[Figure contents as structured data]
--- START ---

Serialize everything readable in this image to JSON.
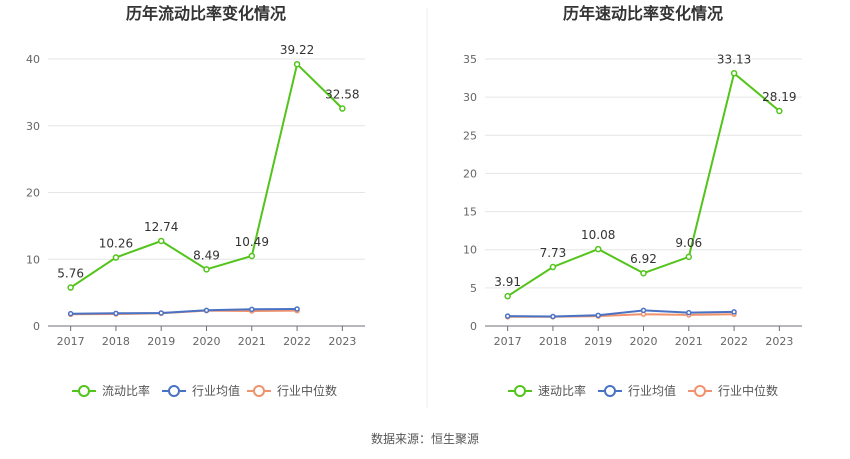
{
  "source": "数据来源：恒生聚源",
  "chart_data": [
    {
      "type": "line",
      "title": "历年流动比率变化情况",
      "categories": [
        "2017",
        "2018",
        "2019",
        "2020",
        "2021",
        "2022",
        "2023"
      ],
      "ylim": [
        0,
        40
      ],
      "yticks": [
        0,
        10,
        20,
        30,
        40
      ],
      "grid": true,
      "legend_position": "bottom",
      "series": [
        {
          "name": "流动比率",
          "color": "#52c41a",
          "values": [
            5.76,
            10.26,
            12.74,
            8.49,
            10.49,
            39.22,
            32.58
          ],
          "labels": [
            "5.76",
            "10.26",
            "12.74",
            "8.49",
            "10.49",
            "39.22",
            "32.58"
          ]
        },
        {
          "name": "行业均值",
          "color": "#4a72c4",
          "values": [
            1.85,
            1.9,
            1.95,
            2.35,
            2.5,
            2.55,
            null
          ]
        },
        {
          "name": "行业中位数",
          "color": "#f0926b",
          "values": [
            1.75,
            1.8,
            1.9,
            2.3,
            2.25,
            2.3,
            null
          ]
        }
      ]
    },
    {
      "type": "line",
      "title": "历年速动比率变化情况",
      "categories": [
        "2017",
        "2018",
        "2019",
        "2020",
        "2021",
        "2022",
        "2023"
      ],
      "ylim": [
        0,
        35
      ],
      "yticks": [
        0,
        5,
        10,
        15,
        20,
        25,
        30,
        35
      ],
      "grid": true,
      "legend_position": "bottom",
      "series": [
        {
          "name": "速动比率",
          "color": "#52c41a",
          "values": [
            3.91,
            7.73,
            10.08,
            6.92,
            9.06,
            33.13,
            28.19
          ],
          "labels": [
            "3.91",
            "7.73",
            "10.08",
            "6.92",
            "9.06",
            "33.13",
            "28.19"
          ]
        },
        {
          "name": "行业均值",
          "color": "#4a72c4",
          "values": [
            1.3,
            1.25,
            1.4,
            2.05,
            1.75,
            1.85,
            null
          ]
        },
        {
          "name": "行业中位数",
          "color": "#f0926b",
          "values": [
            1.2,
            1.2,
            1.3,
            1.55,
            1.45,
            1.55,
            null
          ]
        }
      ]
    }
  ]
}
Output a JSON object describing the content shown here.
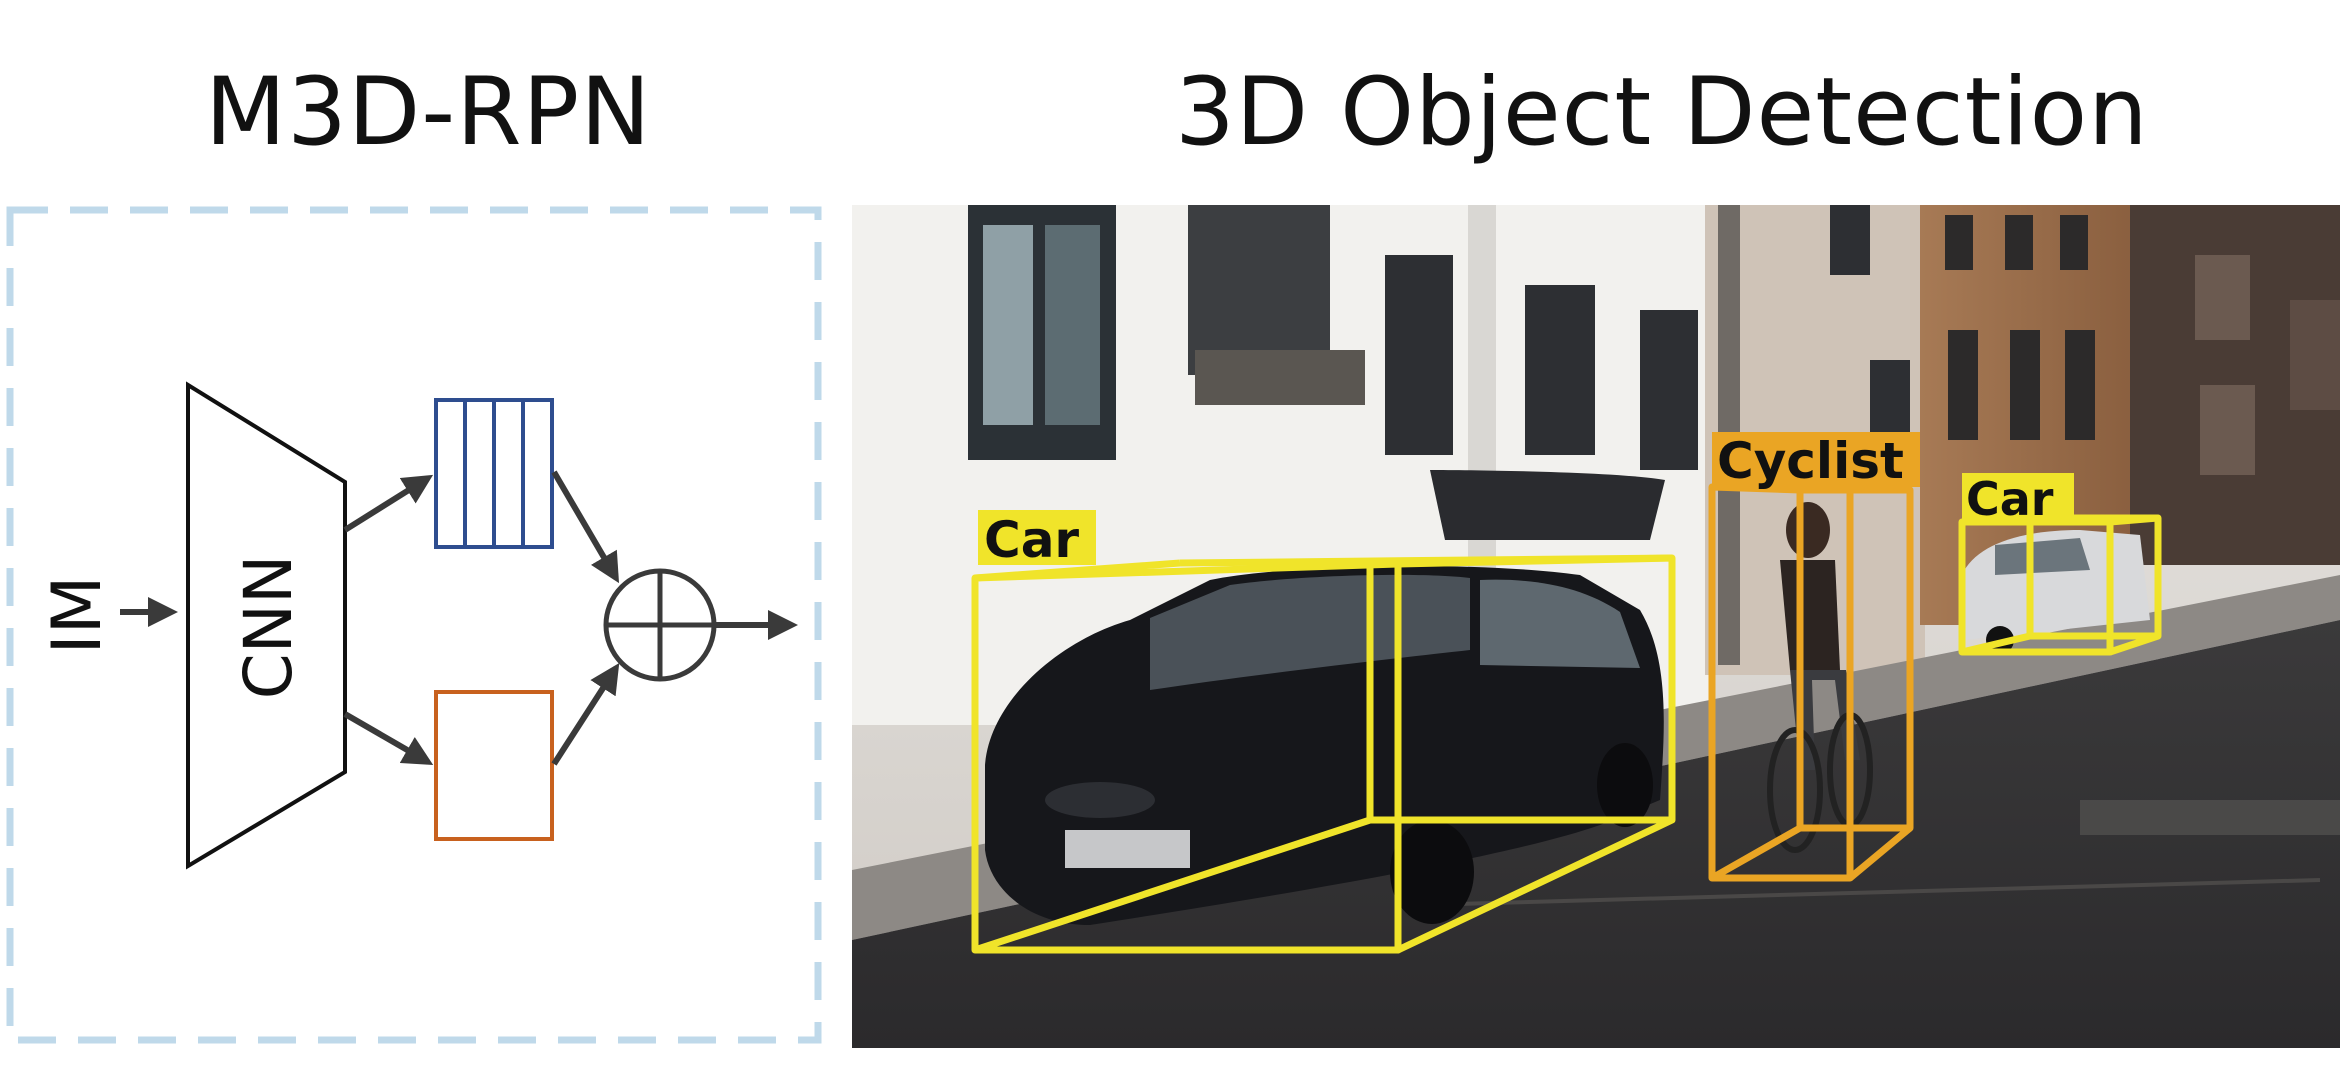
{
  "left_title": "M3D-RPN",
  "right_title": "3D Object Detection",
  "diagram": {
    "input_label": "IM",
    "network_label": "CNN"
  },
  "detections": [
    {
      "label": "Car",
      "color": "#f0e42a"
    },
    {
      "label": "Cyclist",
      "color": "#eaa524"
    },
    {
      "label": "Car",
      "color": "#f0e42a"
    }
  ],
  "colors": {
    "dashed_border": "#bfd9ea",
    "feature_map_blue": "#2e4d8f",
    "feature_map_orange": "#c8611e",
    "arrow": "#3a3a3a",
    "car_box": "#f0e42a",
    "cyclist_box": "#eaa524"
  }
}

--- END ---

** Task to carry out **
Leaving out the pictures, repeat the data above exactly.

** Completed exercise **
Serialize everything readable in this image to JSON.
{
  "source": "数据来源：恒生聚源",
  "chart_data": [
    {
      "type": "line",
      "title": "历年流动比率变化情况",
      "categories": [
        "2017",
        "2018",
        "2019",
        "2020",
        "2021",
        "2022",
        "2023"
      ],
      "ylim": [
        0,
        40
      ],
      "yticks": [
        0,
        10,
        20,
        30,
        40
      ],
      "grid": true,
      "legend_position": "bottom",
      "series": [
        {
          "name": "流动比率",
          "color": "#52c41a",
          "values": [
            5.76,
            10.26,
            12.74,
            8.49,
            10.49,
            39.22,
            32.58
          ],
          "labels": [
            "5.76",
            "10.26",
            "12.74",
            "8.49",
            "10.49",
            "39.22",
            "32.58"
          ]
        },
        {
          "name": "行业均值",
          "color": "#4a72c4",
          "values": [
            1.85,
            1.9,
            1.95,
            2.35,
            2.5,
            2.55,
            null
          ]
        },
        {
          "name": "行业中位数",
          "color": "#f0926b",
          "values": [
            1.75,
            1.8,
            1.9,
            2.3,
            2.25,
            2.3,
            null
          ]
        }
      ]
    },
    {
      "type": "line",
      "title": "历年速动比率变化情况",
      "categories": [
        "2017",
        "2018",
        "2019",
        "2020",
        "2021",
        "2022",
        "2023"
      ],
      "ylim": [
        0,
        35
      ],
      "yticks": [
        0,
        5,
        10,
        15,
        20,
        25,
        30,
        35
      ],
      "grid": true,
      "legend_position": "bottom",
      "series": [
        {
          "name": "速动比率",
          "color": "#52c41a",
          "values": [
            3.91,
            7.73,
            10.08,
            6.92,
            9.06,
            33.13,
            28.19
          ],
          "labels": [
            "3.91",
            "7.73",
            "10.08",
            "6.92",
            "9.06",
            "33.13",
            "28.19"
          ]
        },
        {
          "name": "行业均值",
          "color": "#4a72c4",
          "values": [
            1.3,
            1.25,
            1.4,
            2.05,
            1.75,
            1.85,
            null
          ]
        },
        {
          "name": "行业中位数",
          "color": "#f0926b",
          "values": [
            1.2,
            1.2,
            1.3,
            1.55,
            1.45,
            1.55,
            null
          ]
        }
      ]
    }
  ]
}
Output a JSON object describing the content shown here.
{
  "left_title": "M3D-RPN",
  "right_title": "3D Object Detection",
  "diagram": {
    "input_label": "IM",
    "network_label": "CNN"
  },
  "detections": [
    {
      "label": "Car",
      "color": "#f0e42a"
    },
    {
      "label": "Cyclist",
      "color": "#eaa524"
    },
    {
      "label": "Car",
      "color": "#f0e42a"
    }
  ],
  "colors": {
    "dashed_border": "#bfd9ea",
    "feature_map_blue": "#2e4d8f",
    "feature_map_orange": "#c8611e",
    "arrow": "#3a3a3a",
    "car_box": "#f0e42a",
    "cyclist_box": "#eaa524"
  }
}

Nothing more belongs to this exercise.